▶ WHAT IS ASKED
Tally the lines with the word "title" and report the number alone.

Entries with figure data
## begin
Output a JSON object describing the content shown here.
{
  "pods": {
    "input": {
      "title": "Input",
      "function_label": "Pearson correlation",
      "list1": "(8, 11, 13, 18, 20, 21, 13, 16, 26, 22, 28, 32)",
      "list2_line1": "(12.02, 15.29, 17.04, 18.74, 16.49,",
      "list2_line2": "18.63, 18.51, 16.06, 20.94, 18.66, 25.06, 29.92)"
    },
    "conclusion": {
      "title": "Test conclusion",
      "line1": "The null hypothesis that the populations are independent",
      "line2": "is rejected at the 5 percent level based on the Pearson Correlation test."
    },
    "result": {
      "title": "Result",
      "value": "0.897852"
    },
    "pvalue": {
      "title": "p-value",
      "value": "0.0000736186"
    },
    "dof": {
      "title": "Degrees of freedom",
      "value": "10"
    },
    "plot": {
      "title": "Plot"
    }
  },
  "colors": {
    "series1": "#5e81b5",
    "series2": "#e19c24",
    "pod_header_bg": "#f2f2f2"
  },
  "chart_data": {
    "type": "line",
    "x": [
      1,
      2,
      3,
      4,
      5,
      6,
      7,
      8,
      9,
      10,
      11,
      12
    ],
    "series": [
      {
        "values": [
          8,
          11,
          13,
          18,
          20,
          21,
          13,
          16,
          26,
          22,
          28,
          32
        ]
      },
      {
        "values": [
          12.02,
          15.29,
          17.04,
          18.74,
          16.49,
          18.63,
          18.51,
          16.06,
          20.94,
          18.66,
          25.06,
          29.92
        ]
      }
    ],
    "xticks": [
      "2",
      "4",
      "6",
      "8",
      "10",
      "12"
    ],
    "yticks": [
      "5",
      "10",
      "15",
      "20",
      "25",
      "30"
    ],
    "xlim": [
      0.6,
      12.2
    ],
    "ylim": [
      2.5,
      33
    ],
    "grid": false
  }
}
## end
▶ REPLY
6